▼

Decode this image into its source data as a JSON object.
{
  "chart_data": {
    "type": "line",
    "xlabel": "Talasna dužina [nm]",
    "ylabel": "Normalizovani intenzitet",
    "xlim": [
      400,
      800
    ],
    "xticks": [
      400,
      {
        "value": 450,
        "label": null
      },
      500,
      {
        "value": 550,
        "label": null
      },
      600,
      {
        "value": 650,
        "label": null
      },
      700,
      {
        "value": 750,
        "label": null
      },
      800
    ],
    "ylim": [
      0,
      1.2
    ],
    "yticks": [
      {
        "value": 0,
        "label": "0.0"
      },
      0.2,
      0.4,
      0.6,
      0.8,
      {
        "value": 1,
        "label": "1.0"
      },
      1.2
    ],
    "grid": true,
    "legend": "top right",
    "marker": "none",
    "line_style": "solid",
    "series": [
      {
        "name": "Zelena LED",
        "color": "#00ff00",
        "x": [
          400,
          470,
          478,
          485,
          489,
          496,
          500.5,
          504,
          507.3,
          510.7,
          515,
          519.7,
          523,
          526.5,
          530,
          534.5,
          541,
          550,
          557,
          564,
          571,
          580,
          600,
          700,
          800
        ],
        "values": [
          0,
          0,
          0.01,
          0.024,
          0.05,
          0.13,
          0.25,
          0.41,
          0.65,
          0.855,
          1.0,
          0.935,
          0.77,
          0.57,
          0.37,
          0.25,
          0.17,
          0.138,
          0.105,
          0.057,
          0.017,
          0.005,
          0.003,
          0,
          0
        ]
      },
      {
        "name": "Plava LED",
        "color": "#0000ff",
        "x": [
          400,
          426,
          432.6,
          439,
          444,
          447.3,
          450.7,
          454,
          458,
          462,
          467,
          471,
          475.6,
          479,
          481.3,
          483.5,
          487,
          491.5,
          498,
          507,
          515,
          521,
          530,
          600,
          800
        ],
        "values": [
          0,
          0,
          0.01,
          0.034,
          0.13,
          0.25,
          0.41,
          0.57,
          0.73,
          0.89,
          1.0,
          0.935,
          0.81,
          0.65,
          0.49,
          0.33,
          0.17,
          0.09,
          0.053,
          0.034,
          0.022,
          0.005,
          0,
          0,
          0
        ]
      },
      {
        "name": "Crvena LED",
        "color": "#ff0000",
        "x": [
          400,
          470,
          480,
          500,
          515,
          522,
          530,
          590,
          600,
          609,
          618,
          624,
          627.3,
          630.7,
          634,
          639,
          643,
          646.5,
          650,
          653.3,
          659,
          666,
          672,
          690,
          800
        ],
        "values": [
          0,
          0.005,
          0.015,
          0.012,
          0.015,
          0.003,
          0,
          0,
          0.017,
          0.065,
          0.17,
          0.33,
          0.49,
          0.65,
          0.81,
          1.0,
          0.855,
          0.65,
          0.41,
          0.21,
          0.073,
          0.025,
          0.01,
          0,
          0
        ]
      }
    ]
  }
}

▲

→ **What is needed**:
Looking at the data above, how many lines hold the word "color"? Respond with the number alone.

→ **Result of the task**:
3